→ THE REQUEST
Say how many lines include the word "panel", using only a number.

[Dataset excerpt]
__________
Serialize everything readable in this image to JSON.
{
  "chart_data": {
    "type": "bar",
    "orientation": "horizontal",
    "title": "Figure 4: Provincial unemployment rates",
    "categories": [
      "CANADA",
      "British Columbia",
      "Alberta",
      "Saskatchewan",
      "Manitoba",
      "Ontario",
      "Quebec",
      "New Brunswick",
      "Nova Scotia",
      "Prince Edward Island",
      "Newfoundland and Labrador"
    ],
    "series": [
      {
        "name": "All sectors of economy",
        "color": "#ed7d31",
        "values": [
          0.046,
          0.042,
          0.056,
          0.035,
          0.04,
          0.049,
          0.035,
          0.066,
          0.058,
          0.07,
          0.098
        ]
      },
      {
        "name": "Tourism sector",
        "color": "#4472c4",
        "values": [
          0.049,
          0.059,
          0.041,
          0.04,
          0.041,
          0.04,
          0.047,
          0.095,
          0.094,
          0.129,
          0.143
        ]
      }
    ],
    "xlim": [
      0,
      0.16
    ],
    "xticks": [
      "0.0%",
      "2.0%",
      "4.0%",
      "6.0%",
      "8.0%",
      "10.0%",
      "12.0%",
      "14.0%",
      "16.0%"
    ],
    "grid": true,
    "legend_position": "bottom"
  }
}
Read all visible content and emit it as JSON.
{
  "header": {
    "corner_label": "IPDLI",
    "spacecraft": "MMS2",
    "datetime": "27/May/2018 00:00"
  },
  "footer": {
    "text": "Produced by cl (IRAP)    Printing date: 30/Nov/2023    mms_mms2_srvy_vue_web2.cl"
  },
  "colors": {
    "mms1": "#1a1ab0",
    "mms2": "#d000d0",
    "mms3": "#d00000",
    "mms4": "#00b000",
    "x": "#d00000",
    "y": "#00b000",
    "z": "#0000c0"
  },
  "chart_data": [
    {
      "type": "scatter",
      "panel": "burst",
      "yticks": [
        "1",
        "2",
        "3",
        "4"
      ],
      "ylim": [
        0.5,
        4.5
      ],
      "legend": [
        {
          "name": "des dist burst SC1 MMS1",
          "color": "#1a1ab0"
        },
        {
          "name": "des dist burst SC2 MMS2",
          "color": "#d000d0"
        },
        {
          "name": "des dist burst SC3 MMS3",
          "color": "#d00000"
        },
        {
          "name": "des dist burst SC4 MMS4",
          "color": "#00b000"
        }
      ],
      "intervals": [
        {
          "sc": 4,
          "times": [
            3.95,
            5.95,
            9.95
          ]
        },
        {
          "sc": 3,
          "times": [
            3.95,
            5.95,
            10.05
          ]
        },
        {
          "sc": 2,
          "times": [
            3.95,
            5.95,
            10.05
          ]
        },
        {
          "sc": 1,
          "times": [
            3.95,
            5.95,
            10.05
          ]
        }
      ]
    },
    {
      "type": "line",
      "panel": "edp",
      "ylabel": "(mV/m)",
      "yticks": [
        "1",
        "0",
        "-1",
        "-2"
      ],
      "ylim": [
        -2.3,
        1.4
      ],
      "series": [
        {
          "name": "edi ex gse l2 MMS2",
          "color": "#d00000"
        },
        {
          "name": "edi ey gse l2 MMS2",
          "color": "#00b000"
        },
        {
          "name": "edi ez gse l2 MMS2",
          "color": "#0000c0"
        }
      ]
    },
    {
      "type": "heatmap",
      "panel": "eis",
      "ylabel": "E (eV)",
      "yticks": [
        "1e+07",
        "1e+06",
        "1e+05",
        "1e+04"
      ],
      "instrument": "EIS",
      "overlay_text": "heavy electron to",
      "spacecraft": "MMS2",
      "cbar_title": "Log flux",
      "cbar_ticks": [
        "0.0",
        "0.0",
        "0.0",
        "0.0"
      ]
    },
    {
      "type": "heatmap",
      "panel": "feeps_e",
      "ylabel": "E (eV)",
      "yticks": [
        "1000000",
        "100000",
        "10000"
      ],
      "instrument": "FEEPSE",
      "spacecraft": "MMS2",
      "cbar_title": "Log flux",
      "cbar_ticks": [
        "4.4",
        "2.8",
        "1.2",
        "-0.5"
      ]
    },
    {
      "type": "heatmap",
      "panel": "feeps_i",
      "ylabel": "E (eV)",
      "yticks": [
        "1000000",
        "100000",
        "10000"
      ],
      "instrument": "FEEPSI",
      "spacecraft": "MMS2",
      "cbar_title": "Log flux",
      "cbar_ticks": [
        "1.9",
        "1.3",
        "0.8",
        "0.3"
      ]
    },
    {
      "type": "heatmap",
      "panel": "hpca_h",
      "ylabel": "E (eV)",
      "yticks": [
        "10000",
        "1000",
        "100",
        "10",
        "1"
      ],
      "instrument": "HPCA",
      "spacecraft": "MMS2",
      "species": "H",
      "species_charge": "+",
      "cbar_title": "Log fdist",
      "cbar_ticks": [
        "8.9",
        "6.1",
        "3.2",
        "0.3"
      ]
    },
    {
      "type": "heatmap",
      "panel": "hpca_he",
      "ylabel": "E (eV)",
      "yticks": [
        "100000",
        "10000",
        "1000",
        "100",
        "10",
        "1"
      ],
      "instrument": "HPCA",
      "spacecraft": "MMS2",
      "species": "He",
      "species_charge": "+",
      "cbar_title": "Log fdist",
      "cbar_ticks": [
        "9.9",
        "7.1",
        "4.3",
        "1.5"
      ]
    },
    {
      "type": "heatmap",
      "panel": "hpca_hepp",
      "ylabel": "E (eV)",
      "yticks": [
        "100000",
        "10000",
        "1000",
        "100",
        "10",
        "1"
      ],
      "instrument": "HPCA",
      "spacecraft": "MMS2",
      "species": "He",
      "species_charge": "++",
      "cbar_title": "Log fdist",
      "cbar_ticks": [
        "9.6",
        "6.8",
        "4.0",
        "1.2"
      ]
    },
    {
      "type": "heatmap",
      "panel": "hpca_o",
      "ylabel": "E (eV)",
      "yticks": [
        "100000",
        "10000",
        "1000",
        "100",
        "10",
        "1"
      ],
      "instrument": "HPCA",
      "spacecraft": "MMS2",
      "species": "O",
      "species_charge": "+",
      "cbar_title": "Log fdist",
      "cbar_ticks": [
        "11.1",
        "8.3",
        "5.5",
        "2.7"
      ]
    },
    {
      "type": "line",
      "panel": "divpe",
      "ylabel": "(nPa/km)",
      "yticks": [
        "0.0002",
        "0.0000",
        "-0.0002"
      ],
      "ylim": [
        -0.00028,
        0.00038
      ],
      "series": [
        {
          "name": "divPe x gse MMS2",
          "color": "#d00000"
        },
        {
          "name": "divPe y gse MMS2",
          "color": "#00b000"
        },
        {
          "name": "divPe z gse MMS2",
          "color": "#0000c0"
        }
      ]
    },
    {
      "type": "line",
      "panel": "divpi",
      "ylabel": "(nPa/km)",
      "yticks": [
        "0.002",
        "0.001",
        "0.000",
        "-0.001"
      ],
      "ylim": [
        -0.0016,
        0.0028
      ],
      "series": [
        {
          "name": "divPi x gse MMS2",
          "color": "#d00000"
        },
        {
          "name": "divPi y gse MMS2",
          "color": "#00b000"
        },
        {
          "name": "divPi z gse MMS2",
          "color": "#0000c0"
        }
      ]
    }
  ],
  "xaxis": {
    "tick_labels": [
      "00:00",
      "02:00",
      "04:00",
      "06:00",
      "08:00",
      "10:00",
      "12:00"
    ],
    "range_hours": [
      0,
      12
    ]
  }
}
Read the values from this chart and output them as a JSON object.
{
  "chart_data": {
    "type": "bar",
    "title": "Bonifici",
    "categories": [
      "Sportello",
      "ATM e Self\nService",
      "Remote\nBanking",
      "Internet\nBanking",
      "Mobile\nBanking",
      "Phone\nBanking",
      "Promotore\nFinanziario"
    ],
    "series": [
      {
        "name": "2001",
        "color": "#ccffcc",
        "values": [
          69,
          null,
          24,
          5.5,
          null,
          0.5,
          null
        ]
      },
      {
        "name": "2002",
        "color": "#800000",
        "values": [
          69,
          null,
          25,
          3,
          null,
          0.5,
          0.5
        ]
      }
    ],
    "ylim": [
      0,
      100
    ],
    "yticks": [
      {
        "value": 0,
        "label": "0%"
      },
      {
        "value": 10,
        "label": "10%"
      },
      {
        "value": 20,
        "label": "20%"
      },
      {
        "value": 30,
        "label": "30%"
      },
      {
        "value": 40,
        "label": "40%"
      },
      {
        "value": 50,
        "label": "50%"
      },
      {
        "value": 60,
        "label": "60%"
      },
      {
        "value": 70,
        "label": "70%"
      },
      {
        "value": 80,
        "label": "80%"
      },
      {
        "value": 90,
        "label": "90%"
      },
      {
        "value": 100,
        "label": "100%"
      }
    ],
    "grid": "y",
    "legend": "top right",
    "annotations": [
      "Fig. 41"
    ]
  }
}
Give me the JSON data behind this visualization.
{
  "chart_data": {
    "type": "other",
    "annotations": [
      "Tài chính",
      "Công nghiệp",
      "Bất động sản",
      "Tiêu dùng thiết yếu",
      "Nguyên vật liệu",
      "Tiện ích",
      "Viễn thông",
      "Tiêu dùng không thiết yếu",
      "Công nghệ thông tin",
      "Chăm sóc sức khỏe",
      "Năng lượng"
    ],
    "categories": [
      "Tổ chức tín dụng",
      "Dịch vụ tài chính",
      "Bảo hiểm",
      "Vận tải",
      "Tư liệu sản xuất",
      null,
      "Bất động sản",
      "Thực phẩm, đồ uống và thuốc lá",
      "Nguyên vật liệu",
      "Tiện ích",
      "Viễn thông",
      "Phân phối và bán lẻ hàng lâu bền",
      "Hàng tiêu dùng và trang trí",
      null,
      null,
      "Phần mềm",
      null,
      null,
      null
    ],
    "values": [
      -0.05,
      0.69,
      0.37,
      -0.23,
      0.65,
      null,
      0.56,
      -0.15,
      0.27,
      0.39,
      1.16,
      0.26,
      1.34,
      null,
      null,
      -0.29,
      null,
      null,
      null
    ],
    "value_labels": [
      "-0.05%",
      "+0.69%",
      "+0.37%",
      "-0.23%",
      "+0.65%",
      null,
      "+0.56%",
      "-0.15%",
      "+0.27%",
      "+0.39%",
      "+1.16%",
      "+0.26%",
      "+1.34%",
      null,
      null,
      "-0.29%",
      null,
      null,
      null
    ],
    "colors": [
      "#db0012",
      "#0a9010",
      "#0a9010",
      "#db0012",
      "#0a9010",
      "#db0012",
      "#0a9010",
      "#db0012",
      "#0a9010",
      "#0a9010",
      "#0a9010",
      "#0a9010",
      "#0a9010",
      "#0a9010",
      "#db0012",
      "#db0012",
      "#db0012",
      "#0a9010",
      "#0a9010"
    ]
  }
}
__________
→ TASK RESPONSE
11